That leaves a more uncomfortable question for the competition. Is the JM21 simply good for the money, or did FiiO overdeliver just enough to make nearby alternatives feel needlessly compromised?

Specifications & Technology
At the heart of the JM21 is a dual DAC configuration built around Cirrus Logic CS43198 chips, paired with SGM8262 op amps handling the output stage. That is serious silicon for a budget friendly DAP, and the supporting numbers back it up. FiiO claims a signal to noise ratio of roughly 130dB, total harmonic distortion plus noise below 0.0006%, and support for sampling rates up to 768 kHz at 32-bit, along with DSD512 over USB.
Those figures are not just the result of good parts selection. Internally, the JM21 is laid out with the control section, DAC stage, and amplifier stage physically separated into distinct zones. Each section is further isolated with shielding, a design choice intended to reduce crosstalk and keep noise from creeping into the signal path.

Data provided:

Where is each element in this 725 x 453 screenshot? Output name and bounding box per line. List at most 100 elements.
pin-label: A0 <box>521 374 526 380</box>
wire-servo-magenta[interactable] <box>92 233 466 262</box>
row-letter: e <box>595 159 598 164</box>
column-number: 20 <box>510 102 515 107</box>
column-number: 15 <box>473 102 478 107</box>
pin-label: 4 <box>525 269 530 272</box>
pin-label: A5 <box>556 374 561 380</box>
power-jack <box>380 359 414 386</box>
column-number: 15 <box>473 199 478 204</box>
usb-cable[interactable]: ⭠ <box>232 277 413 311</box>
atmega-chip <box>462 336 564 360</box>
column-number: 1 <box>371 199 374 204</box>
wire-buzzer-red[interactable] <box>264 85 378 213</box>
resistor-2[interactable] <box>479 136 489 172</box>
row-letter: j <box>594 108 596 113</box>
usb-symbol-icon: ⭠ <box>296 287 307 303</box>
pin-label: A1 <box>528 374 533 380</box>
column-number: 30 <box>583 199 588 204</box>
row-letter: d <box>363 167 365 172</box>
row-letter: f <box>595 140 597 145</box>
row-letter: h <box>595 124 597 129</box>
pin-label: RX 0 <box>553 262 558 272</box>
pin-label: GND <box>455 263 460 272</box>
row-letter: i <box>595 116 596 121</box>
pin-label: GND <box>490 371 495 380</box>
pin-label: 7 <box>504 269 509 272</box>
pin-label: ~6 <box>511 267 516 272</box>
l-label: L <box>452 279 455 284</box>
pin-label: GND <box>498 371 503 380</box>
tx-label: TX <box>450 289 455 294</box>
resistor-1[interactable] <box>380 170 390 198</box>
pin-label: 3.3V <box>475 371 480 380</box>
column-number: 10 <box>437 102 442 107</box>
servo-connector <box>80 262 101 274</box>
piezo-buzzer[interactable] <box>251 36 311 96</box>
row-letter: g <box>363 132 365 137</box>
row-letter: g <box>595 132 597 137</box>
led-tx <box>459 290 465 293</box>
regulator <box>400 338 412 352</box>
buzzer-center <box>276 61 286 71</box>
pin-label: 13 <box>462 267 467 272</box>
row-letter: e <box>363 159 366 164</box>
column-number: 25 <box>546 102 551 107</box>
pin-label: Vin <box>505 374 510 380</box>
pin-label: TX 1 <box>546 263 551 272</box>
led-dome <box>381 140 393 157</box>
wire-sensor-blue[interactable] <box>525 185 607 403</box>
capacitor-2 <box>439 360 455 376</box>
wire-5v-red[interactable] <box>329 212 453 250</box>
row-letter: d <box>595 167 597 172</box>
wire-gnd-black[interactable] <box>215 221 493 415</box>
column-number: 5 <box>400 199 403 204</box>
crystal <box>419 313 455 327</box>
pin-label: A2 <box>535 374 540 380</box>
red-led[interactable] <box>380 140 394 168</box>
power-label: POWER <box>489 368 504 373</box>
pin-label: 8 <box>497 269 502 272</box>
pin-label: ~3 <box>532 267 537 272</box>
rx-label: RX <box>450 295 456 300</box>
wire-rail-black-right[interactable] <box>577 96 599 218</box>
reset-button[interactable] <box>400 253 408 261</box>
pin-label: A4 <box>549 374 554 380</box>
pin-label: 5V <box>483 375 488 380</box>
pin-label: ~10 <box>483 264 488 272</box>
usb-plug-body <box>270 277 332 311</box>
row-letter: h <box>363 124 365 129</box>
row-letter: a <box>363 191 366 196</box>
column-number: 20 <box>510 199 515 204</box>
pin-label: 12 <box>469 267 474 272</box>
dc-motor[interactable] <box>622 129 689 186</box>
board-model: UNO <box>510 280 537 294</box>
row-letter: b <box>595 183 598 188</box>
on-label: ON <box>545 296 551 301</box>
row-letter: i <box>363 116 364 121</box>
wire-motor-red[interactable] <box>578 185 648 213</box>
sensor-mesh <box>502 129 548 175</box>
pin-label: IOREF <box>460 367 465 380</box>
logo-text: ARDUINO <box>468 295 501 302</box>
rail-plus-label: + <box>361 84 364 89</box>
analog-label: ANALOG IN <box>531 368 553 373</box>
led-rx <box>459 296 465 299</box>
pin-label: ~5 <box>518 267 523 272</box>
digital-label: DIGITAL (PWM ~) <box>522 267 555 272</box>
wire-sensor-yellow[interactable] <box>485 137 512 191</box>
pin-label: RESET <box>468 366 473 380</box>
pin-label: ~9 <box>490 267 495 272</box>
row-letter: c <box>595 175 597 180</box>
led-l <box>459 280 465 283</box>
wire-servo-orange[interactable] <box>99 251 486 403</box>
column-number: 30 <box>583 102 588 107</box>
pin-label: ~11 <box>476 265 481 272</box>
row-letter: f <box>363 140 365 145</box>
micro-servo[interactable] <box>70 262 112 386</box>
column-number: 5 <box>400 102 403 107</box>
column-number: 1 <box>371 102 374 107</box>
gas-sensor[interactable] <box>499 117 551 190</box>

...

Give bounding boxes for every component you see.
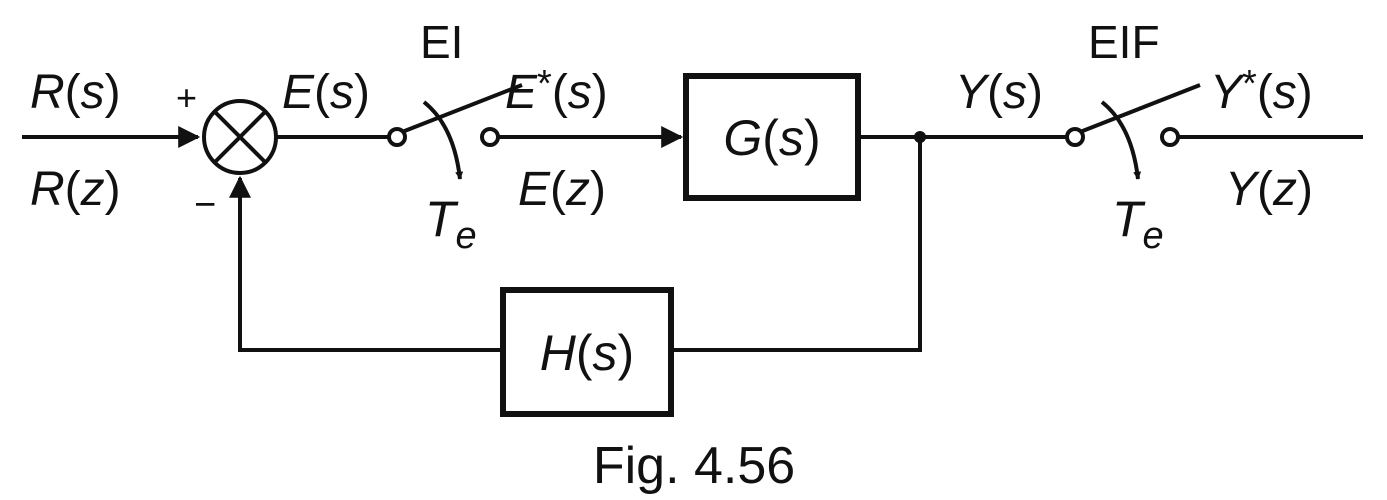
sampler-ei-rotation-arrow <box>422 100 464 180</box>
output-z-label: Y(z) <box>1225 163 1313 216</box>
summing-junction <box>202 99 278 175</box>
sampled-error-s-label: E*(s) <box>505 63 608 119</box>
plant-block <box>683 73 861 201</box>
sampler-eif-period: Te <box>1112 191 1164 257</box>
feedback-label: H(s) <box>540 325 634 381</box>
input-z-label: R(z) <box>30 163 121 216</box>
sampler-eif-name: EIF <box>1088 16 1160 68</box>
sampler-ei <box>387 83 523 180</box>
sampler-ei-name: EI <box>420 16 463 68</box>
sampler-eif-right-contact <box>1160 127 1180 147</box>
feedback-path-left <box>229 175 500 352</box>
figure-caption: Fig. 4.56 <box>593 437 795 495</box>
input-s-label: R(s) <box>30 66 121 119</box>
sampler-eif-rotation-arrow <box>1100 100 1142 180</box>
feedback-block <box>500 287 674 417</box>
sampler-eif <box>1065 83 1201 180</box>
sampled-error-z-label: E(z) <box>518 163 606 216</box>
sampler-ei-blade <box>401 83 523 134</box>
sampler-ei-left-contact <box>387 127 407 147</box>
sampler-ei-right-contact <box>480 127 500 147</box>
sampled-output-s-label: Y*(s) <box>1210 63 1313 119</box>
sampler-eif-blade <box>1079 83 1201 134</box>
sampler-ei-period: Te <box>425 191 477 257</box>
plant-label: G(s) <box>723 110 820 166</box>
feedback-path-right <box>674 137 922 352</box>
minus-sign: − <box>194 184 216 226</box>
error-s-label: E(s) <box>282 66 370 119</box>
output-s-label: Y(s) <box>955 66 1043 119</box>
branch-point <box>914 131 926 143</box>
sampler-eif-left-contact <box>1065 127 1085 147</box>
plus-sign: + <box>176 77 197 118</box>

--

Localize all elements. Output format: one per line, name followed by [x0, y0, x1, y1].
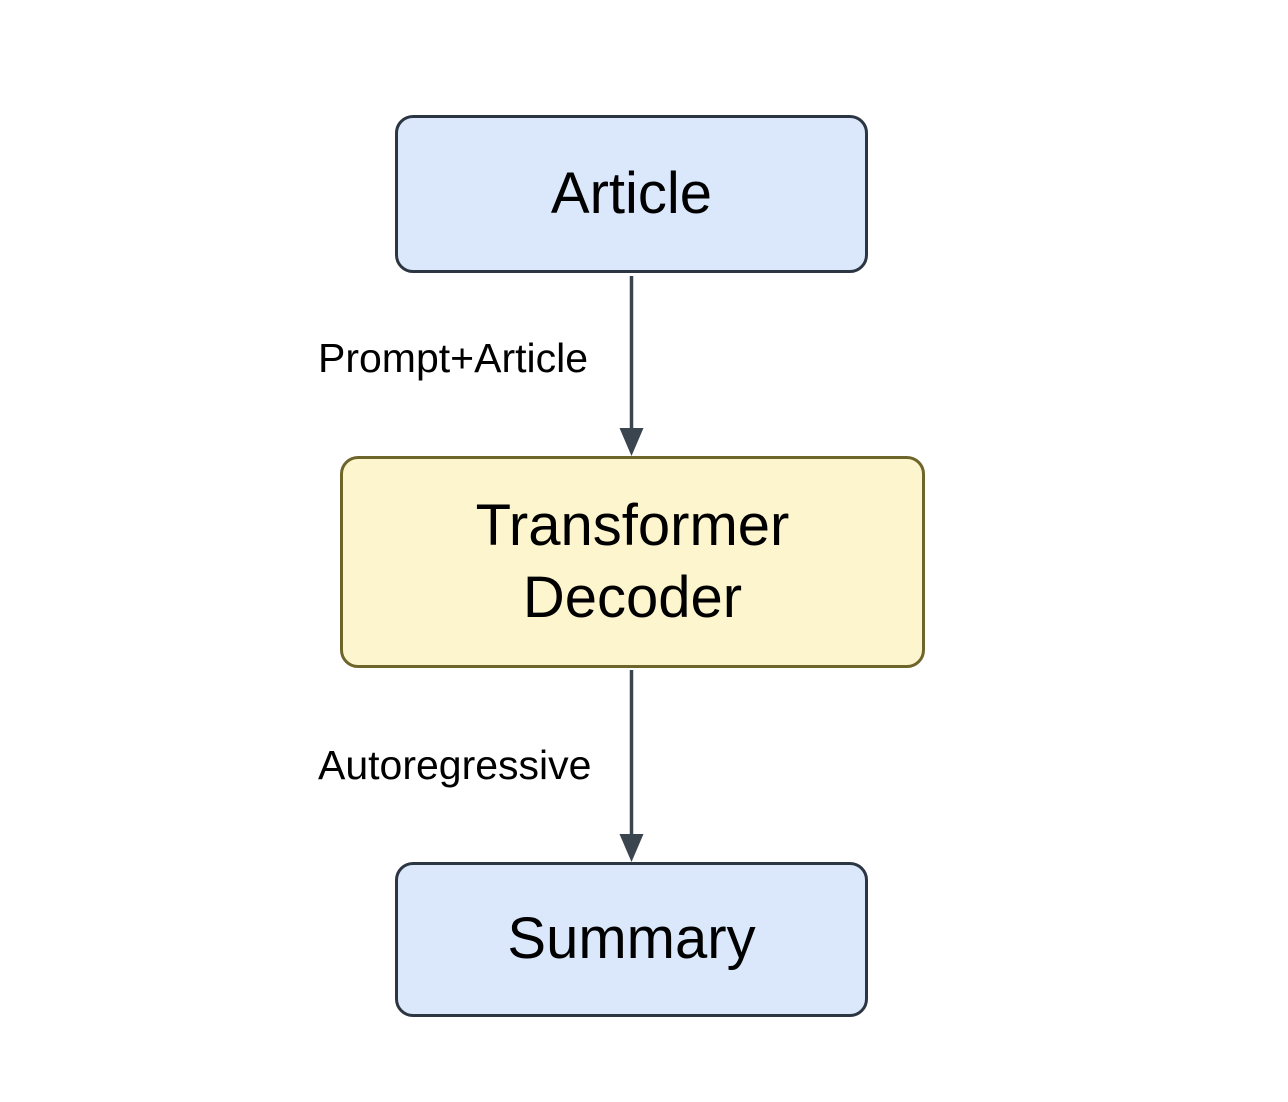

Direction 1:
Decide whether each statement agrees with the passage on the JM21. Answer yes or no for each and quote the words of the passage that decide it.
(a) The JM21's dual DAC configuration is built around Cirrus Logic CS43198 chips.
(b) FiiO claims support for sampling rates up to 384 kHz at 32-bit.
(c) The JM21's control section, DAC stage, and amplifier stage are placed together in a single shared zone.
Direction 2: According to the passage on the JM21, which op amps handle the output stage?

Task solution 1:
(a) Yes: "a dual DAC configuration built around Cirrus Logic CS43198 chips"
(b) No: "support for sampling rates up to 768 kHz at 32-bit"
(c) No: "the JM21 is laid out with the control section, DAC stage, and amplifier stage physically separated into distinct zones"

Task solution 2: SGM8262 op amps